From the listing below, return each line that includes "Norrtälje".
(begin)
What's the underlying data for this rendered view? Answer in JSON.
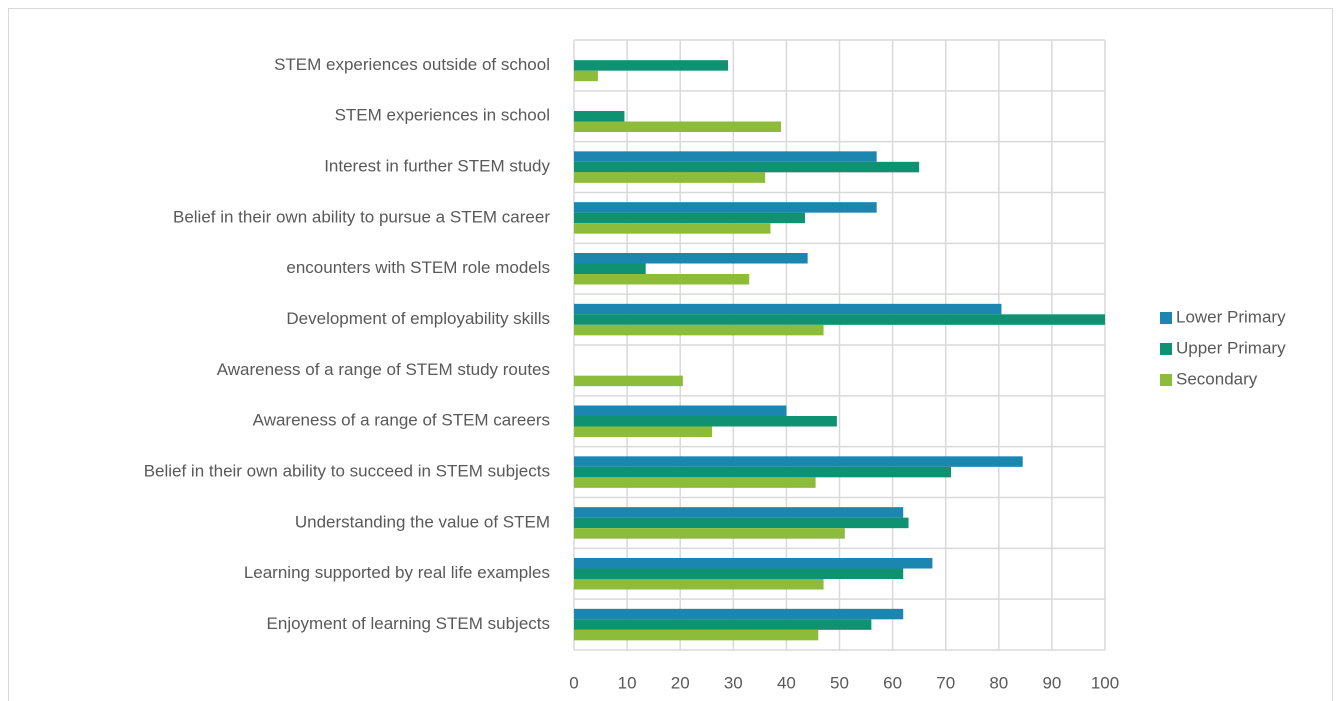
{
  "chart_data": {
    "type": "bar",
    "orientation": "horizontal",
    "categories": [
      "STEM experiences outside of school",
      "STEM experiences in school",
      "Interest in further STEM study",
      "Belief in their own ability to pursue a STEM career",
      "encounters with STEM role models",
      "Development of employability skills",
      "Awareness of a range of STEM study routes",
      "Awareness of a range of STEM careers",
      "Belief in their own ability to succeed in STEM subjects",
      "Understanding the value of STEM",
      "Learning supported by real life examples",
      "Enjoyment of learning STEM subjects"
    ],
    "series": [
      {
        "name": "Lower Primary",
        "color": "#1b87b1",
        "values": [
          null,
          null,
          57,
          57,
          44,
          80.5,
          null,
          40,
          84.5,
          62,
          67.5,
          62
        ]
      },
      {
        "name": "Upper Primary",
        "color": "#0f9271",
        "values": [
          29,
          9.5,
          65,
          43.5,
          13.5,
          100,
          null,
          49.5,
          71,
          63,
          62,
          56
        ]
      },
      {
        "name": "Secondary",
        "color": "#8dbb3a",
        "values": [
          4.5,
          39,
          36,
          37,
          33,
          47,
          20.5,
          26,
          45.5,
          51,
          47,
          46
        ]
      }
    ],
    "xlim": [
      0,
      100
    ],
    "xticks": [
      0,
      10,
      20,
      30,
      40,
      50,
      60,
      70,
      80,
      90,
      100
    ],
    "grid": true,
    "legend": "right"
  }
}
(end)
(begin)
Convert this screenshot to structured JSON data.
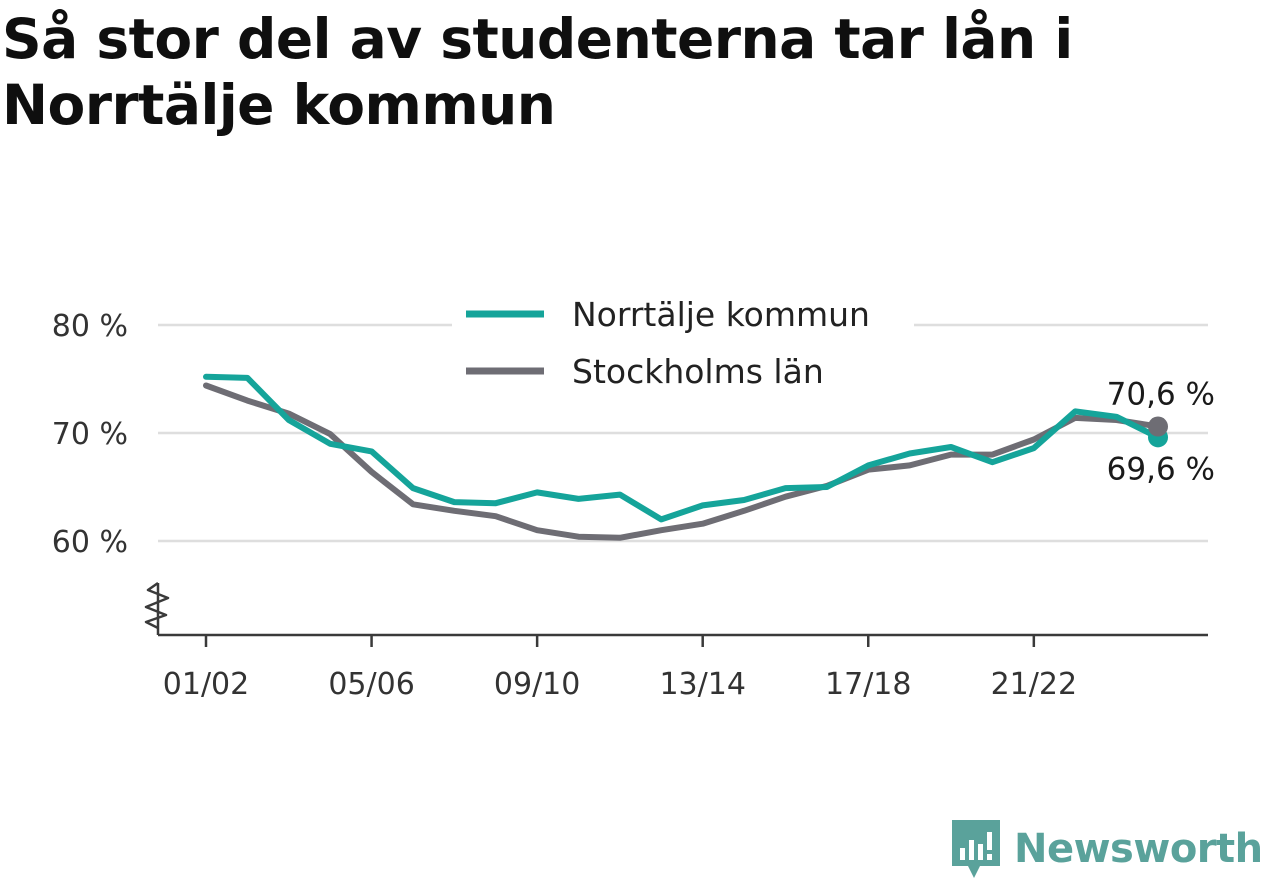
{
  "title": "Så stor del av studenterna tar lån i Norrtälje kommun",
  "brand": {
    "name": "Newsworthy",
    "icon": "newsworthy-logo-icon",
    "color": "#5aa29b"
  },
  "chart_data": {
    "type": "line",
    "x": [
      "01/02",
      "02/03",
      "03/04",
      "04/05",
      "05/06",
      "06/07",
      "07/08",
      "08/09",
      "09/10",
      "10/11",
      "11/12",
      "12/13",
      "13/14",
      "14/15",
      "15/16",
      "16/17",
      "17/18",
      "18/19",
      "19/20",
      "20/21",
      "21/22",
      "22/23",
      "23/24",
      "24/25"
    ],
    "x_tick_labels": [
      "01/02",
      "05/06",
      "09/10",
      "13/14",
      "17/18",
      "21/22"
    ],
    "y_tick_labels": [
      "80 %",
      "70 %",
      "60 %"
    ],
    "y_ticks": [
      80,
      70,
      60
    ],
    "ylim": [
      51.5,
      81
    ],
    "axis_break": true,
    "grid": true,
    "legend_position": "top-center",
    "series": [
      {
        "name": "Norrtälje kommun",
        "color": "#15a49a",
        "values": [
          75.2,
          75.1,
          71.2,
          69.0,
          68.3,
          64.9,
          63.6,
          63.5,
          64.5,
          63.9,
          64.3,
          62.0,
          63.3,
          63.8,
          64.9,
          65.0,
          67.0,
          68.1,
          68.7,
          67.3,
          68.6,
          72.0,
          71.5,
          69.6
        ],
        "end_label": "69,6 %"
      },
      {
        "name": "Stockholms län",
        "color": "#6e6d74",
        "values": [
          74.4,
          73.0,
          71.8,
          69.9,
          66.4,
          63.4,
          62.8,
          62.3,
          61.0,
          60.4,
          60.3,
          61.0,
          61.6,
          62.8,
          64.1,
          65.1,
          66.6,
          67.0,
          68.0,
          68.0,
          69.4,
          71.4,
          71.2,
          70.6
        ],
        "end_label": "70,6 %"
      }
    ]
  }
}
(end)
TASK RESPONSE:
  "title": "Så stor del av studenterna tar lån i Norrtälje kommun",
        "name": "Norrtälje kommun",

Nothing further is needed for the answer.